(EXERCISE DESCRIPTION): Gather from the material every line that contains the string "this".

(INFORMATION SHOWN):
— Start —

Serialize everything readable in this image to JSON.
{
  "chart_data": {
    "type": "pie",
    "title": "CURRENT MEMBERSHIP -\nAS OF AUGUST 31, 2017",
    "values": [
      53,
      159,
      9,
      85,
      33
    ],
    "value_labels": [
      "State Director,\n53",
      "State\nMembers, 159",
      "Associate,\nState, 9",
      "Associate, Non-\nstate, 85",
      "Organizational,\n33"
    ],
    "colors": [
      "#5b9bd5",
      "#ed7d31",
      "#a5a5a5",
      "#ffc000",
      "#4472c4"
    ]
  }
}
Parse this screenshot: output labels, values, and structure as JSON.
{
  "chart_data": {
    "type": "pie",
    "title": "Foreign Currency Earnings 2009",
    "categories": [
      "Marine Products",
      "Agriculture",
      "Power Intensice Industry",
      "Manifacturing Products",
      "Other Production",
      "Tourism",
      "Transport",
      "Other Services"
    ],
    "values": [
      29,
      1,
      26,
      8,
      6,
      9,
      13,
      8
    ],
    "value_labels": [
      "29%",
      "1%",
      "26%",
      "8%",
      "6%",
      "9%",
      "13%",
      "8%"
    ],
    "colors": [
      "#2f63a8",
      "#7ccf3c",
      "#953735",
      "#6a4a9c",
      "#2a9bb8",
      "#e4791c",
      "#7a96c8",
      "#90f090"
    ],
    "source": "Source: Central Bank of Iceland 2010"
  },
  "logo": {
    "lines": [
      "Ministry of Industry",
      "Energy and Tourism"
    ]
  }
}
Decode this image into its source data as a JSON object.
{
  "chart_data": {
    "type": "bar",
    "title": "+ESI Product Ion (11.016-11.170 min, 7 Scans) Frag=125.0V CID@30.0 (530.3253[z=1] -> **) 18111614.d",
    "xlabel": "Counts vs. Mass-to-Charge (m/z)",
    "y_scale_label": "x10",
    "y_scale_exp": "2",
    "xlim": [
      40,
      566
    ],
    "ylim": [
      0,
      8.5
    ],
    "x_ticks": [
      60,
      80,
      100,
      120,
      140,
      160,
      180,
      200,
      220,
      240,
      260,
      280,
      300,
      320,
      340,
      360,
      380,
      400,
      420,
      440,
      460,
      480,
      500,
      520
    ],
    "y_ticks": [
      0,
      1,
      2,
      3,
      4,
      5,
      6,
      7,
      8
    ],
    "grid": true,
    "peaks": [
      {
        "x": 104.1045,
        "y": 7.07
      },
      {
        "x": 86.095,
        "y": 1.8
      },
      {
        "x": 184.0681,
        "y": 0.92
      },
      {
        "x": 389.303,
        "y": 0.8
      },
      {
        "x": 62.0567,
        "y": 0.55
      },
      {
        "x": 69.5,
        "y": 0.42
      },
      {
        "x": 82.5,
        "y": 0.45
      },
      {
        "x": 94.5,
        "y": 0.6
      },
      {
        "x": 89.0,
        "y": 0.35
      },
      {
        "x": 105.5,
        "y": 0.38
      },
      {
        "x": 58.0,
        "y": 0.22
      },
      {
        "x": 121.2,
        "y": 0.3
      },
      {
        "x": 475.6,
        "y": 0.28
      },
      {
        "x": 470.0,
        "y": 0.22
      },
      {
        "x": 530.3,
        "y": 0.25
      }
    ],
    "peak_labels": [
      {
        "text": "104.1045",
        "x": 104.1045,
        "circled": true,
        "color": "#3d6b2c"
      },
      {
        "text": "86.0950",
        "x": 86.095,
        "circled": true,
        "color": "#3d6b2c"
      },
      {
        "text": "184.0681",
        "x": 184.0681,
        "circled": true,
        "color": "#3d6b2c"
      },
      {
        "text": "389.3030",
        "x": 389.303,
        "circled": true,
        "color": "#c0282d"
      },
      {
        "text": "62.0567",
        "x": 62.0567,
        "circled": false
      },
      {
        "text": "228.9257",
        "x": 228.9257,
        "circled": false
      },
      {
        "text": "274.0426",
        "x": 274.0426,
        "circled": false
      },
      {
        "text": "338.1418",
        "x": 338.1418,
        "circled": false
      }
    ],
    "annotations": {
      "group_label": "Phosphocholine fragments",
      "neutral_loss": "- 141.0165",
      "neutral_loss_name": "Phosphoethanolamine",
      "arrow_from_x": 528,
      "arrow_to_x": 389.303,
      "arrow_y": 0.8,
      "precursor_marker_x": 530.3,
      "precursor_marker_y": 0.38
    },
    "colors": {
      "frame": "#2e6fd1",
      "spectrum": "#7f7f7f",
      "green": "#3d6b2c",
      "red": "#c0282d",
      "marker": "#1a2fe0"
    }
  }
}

— End —

(REPLY TO THE EXERCISE):
Serialize everything readable in this image to JSON.
Parse this screenshot: output labels, values, and structure as JSON.
Decode this image into its source data as a JSON object.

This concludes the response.